__Exercise brief__.
Identify the lines containing the word "Erststimmen". Copy each one.

Extracted data entries:
Begin
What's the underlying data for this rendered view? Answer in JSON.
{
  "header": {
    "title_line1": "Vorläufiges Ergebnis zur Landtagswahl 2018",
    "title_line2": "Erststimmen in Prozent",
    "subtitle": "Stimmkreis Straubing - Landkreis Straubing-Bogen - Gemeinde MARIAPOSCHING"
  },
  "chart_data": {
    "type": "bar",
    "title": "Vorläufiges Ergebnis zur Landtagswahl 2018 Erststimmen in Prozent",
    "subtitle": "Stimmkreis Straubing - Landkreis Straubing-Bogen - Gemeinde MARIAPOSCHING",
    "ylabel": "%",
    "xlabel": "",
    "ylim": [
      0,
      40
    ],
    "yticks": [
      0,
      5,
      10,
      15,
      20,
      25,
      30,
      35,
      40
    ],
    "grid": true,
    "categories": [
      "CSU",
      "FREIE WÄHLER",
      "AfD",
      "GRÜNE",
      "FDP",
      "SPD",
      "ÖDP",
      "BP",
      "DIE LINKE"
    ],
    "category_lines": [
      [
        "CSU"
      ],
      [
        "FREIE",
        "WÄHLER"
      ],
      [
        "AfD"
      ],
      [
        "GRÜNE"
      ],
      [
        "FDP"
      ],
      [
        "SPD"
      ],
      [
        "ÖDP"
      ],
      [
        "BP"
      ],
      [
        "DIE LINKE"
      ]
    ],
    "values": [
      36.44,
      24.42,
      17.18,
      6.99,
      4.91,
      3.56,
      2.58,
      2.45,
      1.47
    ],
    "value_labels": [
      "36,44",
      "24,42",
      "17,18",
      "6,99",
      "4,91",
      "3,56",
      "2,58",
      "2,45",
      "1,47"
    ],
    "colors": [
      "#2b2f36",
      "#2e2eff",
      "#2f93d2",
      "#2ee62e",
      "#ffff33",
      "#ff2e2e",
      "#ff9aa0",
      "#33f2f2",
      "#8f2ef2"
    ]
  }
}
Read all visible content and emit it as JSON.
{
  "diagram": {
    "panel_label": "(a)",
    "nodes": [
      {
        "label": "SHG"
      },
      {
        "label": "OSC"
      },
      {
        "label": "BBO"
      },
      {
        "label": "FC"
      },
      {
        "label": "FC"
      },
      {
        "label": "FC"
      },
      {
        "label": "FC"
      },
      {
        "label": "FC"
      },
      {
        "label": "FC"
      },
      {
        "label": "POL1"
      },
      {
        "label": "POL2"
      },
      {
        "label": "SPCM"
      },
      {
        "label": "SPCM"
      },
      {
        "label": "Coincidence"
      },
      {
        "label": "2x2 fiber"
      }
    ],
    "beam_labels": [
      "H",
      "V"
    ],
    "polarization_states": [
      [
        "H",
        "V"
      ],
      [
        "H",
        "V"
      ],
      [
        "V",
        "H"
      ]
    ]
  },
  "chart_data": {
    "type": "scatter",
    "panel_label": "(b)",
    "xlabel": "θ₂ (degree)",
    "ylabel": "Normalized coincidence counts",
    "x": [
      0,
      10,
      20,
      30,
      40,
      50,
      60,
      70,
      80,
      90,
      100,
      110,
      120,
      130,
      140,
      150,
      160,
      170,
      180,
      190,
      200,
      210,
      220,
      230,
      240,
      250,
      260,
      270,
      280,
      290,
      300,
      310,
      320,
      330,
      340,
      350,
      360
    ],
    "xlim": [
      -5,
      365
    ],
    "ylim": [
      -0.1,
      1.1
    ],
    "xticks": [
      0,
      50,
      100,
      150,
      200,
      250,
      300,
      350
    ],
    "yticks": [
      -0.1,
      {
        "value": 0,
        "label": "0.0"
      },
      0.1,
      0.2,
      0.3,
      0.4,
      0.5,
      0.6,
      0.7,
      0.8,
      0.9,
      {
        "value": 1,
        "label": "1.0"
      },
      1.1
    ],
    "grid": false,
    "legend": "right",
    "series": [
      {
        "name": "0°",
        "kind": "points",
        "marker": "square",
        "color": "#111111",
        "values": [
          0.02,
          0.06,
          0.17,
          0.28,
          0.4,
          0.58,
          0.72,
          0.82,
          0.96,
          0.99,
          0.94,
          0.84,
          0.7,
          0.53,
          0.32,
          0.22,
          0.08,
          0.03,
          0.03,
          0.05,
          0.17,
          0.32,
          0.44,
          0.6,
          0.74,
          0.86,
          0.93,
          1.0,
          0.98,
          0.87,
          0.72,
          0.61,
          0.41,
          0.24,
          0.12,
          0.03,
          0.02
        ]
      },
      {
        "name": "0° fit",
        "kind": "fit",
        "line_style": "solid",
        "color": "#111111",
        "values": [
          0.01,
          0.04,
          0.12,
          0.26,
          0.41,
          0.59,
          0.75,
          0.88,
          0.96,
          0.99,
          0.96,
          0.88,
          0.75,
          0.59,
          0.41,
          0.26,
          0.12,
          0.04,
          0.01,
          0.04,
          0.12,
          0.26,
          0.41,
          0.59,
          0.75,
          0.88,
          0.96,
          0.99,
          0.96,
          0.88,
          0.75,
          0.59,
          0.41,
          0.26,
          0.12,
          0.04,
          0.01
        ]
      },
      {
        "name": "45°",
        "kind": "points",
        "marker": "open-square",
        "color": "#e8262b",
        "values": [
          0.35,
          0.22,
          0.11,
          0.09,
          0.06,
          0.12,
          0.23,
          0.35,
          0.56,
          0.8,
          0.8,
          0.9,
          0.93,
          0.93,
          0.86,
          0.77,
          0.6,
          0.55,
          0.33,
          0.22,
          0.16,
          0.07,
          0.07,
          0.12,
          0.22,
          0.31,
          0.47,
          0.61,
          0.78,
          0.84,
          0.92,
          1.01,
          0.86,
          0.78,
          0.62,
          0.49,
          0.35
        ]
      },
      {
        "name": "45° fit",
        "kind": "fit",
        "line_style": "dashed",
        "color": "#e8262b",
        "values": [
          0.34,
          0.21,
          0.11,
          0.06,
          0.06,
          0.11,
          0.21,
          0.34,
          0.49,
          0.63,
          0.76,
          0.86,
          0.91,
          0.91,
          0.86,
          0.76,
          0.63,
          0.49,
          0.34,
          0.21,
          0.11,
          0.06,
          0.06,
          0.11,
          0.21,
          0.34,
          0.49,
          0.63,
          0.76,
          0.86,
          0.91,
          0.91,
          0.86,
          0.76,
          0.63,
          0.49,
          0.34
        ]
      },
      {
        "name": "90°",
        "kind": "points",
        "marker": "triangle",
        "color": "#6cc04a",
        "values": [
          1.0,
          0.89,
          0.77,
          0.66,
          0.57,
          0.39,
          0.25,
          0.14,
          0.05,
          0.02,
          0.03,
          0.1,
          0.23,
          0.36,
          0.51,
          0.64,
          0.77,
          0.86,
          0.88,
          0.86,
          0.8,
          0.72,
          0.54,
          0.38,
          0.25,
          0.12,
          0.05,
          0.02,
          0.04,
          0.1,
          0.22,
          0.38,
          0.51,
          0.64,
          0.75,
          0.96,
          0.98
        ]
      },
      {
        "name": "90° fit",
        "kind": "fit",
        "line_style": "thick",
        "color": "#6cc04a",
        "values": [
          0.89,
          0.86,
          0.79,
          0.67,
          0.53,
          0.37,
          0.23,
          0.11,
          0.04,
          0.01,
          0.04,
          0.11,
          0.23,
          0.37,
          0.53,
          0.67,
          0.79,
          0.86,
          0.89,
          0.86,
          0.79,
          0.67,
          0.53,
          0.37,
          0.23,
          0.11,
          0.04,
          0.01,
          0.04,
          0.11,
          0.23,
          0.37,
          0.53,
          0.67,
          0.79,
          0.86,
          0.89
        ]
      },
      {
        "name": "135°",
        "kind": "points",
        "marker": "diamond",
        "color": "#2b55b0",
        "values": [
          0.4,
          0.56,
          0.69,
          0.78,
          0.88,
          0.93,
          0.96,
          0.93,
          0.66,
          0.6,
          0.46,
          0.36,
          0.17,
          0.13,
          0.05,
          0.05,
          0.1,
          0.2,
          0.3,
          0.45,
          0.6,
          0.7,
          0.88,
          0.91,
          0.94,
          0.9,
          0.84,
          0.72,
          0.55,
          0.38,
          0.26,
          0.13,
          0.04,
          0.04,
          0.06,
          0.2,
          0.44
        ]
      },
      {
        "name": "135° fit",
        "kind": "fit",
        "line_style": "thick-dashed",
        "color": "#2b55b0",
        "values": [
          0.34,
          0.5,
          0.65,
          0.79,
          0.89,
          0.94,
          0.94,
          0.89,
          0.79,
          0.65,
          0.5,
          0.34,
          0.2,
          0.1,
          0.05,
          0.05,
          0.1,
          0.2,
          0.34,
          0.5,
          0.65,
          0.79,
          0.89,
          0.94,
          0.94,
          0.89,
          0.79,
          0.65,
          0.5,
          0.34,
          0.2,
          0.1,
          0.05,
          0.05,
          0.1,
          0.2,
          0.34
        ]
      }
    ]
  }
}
End
__Answer for this exercise__.
    "title_line2": "Erststimmen in Prozent",
    "title": "Vorläufiges Ergebnis zur Landtagswahl 2018 Erststimmen in Prozent",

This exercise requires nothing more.